Ich freue mich auf alle Antworten und Miträtselnden Teilnehmer


----------



## kneitzel (15. Jan 2016)

Also ich würde Dir raten, Deinen Code etwas besser zu strukturieren und Codeteile in Funktionen auszulagern. Desweiteren verstehe ich nicht wirklich Deinen Code. Die If-Abfrage nach Schaltjahr würde ich nicht aussen haben sondern nur beim  Monat Februar, denn nur dort ist dies relevant. Und ich sehe viel doppelten code - Wäre es nicht einfacher, wenn man nur eine Schleife hätte und die obere Grenze wäre eine Variable, die man einmal ermittelt hätte?

Und was verstehst Du nicht an der Logik vom Schaltjahr? Ein Schaltjahr ist, wenn das Jahr durch 4 teilbar ist und es nicht durch 100 teilbar ist, es sei denn, es ist durch 400 teilbar.

2000 z.B. ist ein Schaltjahr. Es ist durch 4 teilbar. Da es auch durch 100 teilbar ist, wäre es u.U. kein Schaltjahr, aber da es auch durch 400 teilbar ist, ist es doch wieder ein Schaltjahr. Ist doch eigentlich eine einfache Sache und wie man vorgehen kann sieht man ja jetzt an den Kontrollen, die ich gemacht habe...

→ AUFGABEN
1 - Gib aus dem Forumsauszug zum Schaltjahr wortgetreu den Abschnitt aus, der mit den Worten „2000 z.B. ist“ beginnt und mit „ich gemacht habe...“ aufhört.
2 - Beantworte zum Forumsauszug zum Schaltjahr:
(a) Bei welchem Monat würde kneitzel die If-Abfrage nach dem Schaltjahr platzieren?
(b) Welches Jahr dient als Beispiel für ein Schaltjahr?
(c) An welchem Datum hat kneitzel geschrieben?
3 - Wie könnte der Forumsauszug zum Schaltjahr weitergehen? Setze ihn nach seinem letzten Satz fort.

→ VORLIEGENDE ZEILEN
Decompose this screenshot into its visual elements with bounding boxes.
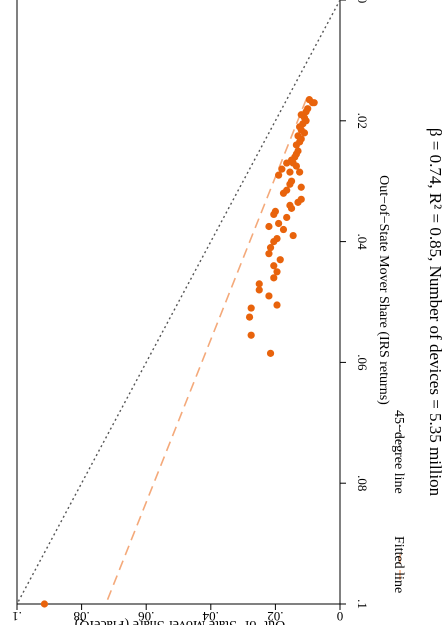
legend: Fitted line 45−degree line [391, 410, 406, 593]
regression-caption: β = 0.74, R² = 0.85, Number of devices =… [426, 128, 445, 497]
data-point [286, 180, 294, 188]
data-point [289, 231, 297, 240]
data-point [300, 129, 309, 137]
y-axis-tick-label: .06 [138, 609, 155, 624]
plot-area: 0 .02 .04 .06 .08 .1 0 .02 .04 .06 .08 .1 Out−of−Sta… [12, 0, 391, 625]
y-axis-tick-label: .1 [12, 609, 22, 624]
data-point [279, 189, 288, 197]
data-point [296, 168, 304, 176]
data-point [273, 268, 281, 276]
data-point [278, 165, 286, 173]
data-point [266, 349, 275, 357]
x-axis-tick-label: .08 [355, 475, 370, 491]
fitted-line [105, 99, 307, 605]
data-point [270, 274, 278, 282]
x-axis-tick-label: 0 [355, 0, 370, 3]
data-point [265, 222, 273, 231]
x-axis-title: Out−of−State Mover Share (IRS returns) [376, 175, 391, 405]
data-point [265, 250, 273, 258]
x-axis-tick-label: .04 [355, 233, 370, 250]
data-point [292, 162, 300, 170]
reference-45-degree-line [16, 0, 341, 605]
legend-45-degree-line-label: 45−degree line [391, 410, 406, 494]
data-point [294, 198, 302, 206]
data-point [276, 256, 284, 264]
data-point [275, 219, 283, 228]
data-point [245, 313, 254, 321]
legend-fitted-line-label: Fitted line [391, 536, 406, 593]
data-point [283, 213, 291, 222]
x-axis-tick-label: .02 [355, 113, 370, 129]
data-point [310, 99, 318, 107]
data-point [273, 301, 281, 309]
data-point [247, 304, 255, 312]
data-point [270, 238, 278, 246]
y-axis-tick-label: .08 [73, 609, 89, 624]
data-point [40, 600, 49, 608]
data-point [287, 204, 296, 212]
x-axis-tick-label: .06 [355, 354, 370, 371]
data-point [279, 225, 288, 234]
y-axis-title: Out−of−State Mover Share (PlaceIQ) [74, 617, 285, 625]
y-axis-tick-label: .02 [267, 609, 283, 624]
y-axis-tick-label: 0 [337, 609, 344, 624]
data-point [265, 292, 273, 300]
data-point [270, 210, 278, 219]
data-point [255, 280, 263, 288]
data-point [286, 168, 294, 176]
data-point [247, 331, 255, 339]
data-point [292, 141, 300, 149]
plot-frame [16, 0, 341, 605]
x-axis-tick-label: .1 [355, 599, 370, 609]
y-axis-tick-label: .04 [202, 609, 219, 624]
data-point [266, 244, 275, 252]
data-point [270, 262, 278, 270]
data-point [283, 159, 291, 167]
data-point [275, 171, 283, 179]
data-point [255, 286, 263, 294]
data-point [297, 183, 305, 191]
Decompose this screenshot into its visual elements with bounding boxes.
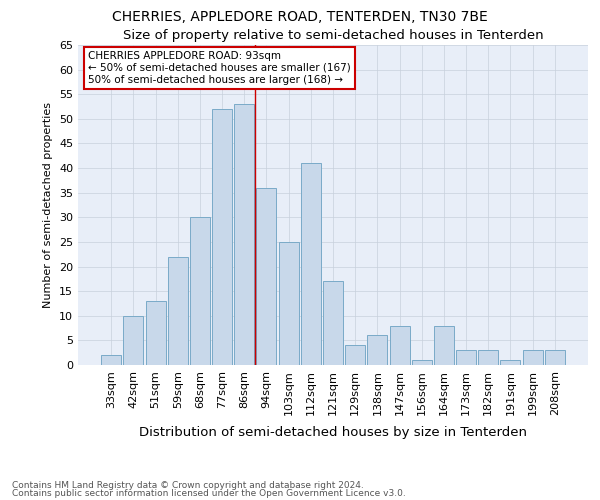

→ LÖSUNGEN
1 -
2000 z.B. ist ein Schaltjahr. Es ist durch 4 teilbar. Da es auch durch 100 teilbar ist, wäre es u.U. kein Schaltjahr, aber da es auch durch 400 teilbar ist, ist es doch wieder ein Schaltjahr. Ist doch eigentlich eine einfache Sache und wie man vorgehen kann sieht man ja jetzt an den Kontrollen, die ich gemacht habe...

2 -
(a) Beim Monat Februar.
(b) Das Jahr 2000.
(c) Am 15. Jan 2016.

3 -
Die kann man jetzt in eine einfache Funktion boolean istSchaltjahr(int jahr) packen. Ud schau doch einfach einmal, was Du sonst so an Dingen in eine Funktion packen kannst - so die alle ordentlich benannt sind und Du die Variablen gut benannt hast, wirst Du dann bestimmt einen gut lesbaren Code bekommen, bei dem dann auch Fehler leicht zu finden sein könnten. Und wenn es nicht klappen sollte, dann kannst Du die Funktionen auch erst einmal einzeln testen um zu sehen, ob die wirklich funktionieren. So könntest Du z.,B. gezielt einige Schaltjahre ausrechnen und sicher stellen, dass das Ergebnis von istSchaltjahr korrekt ist. (z.B. einfach ausgeben auf der Konsole und Du schaust dann, ob alles wie erwartet ist!)

Konrad


----------



## Joose (15. Jan 2016)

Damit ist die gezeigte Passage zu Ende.